Copy each line holding the string "holder".

★ ★ ★ ★ ★ ★ ★

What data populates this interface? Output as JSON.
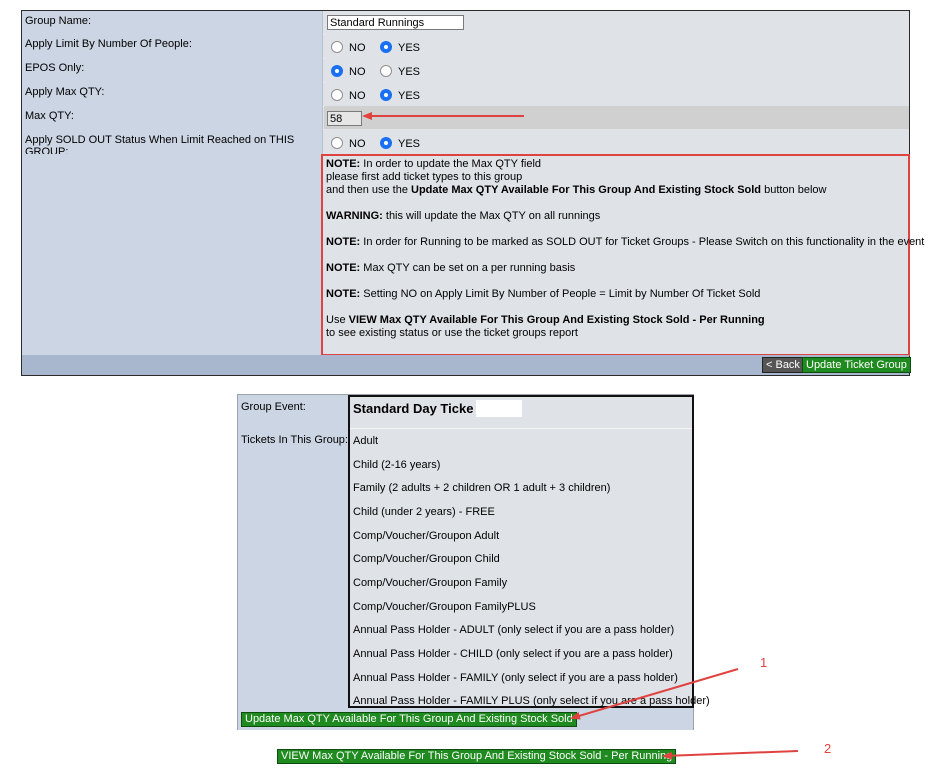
{
  "form": {
    "rows": [
      {
        "label": "Group Name:",
        "value": "Standard Runnings"
      },
      {
        "label": "Apply Limit By Number Of People:",
        "options": [
          "NO",
          "YES"
        ],
        "selected": "YES"
      },
      {
        "label": "EPOS Only:",
        "options": [
          "NO",
          "YES"
        ],
        "selected": "NO"
      },
      {
        "label": "Apply Max QTY:",
        "options": [
          "NO",
          "YES"
        ],
        "selected": "YES"
      },
      {
        "label": "Max QTY:",
        "value": "58"
      },
      {
        "label": "Apply SOLD OUT Status When Limit Reached on THIS GROUP:",
        "options": [
          "NO",
          "YES"
        ],
        "selected": "YES"
      }
    ],
    "notes": {
      "n1_bold": "NOTE:",
      "n1_text": " In order to update the Max QTY field",
      "n1_line2": "please first add ticket types to this group",
      "n1_line3_pre": "and then use the ",
      "n1_line3_bold": "Update Max QTY Available For This Group And Existing Stock Sold",
      "n1_line3_post": " button below",
      "warning_bold": "WARNING:",
      "warning_text": " this will update the Max QTY on all runnings",
      "n2_bold": "NOTE:",
      "n2_text": " In order for Running to be marked as SOLD OUT for Ticket Groups - Please Switch on this functionality in the event",
      "n3_bold": "NOTE:",
      "n3_text": " Max QTY can be set on a per running basis",
      "n4_bold": "NOTE:",
      "n4_text": " Setting NO on Apply Limit By Number of People = Limit by Number Of Ticket Sold",
      "use_pre": "Use ",
      "use_bold": "VIEW Max QTY Available For This Group And Existing Stock Sold - Per Running",
      "use_line2": "to see existing status or use the ticket groups report"
    },
    "back_label": "< Back",
    "update_group_label": "Update Ticket Group"
  },
  "event": {
    "group_event_label": "Group Event:",
    "group_event_value": "Standard Day Ticke",
    "tickets_label": "Tickets In This Group:",
    "tickets": [
      "Adult",
      "Child (2-16 years)",
      "Family (2 adults + 2 children OR 1 adult + 3 children)",
      "Child (under 2 years) - FREE",
      "Comp/Voucher/Groupon Adult",
      "Comp/Voucher/Groupon Child",
      "Comp/Voucher/Groupon Family",
      "Comp/Voucher/Groupon FamilyPLUS",
      "Annual Pass Holder - ADULT (only select if you are a pass holder)",
      "Annual Pass Holder - CHILD (only select if you are a pass holder)",
      "Annual Pass Holder - FAMILY (only select if you are a pass holder)",
      "Annual Pass Holder - FAMILY PLUS (only select if you are a pass holder)"
    ],
    "update_max_qty_label": "Update Max QTY Available For This Group And Existing Stock Sold"
  },
  "view_max_qty_label": "VIEW Max QTY Available For This Group And Existing Stock Sold - Per Running",
  "annotations": {
    "marker_1": "1",
    "marker_2": "2"
  },
  "colors": {
    "annotation": "#e0433f",
    "button_green": "#1f8a1f",
    "label_bg": "#ccd5e3"
  }
}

★ ★ ★ ★ ★ ★ ★

THE COMPLETED TASK =
      "Annual Pass Holder - ADULT (only select if you are a pass holder)",
      "Annual Pass Holder - CHILD (only select if you are a pass holder)",
      "Annual Pass Holder - FAMILY (only select if you are a pass holder)",
      "Annual Pass Holder - FAMILY PLUS (only select if you are a pass holder)"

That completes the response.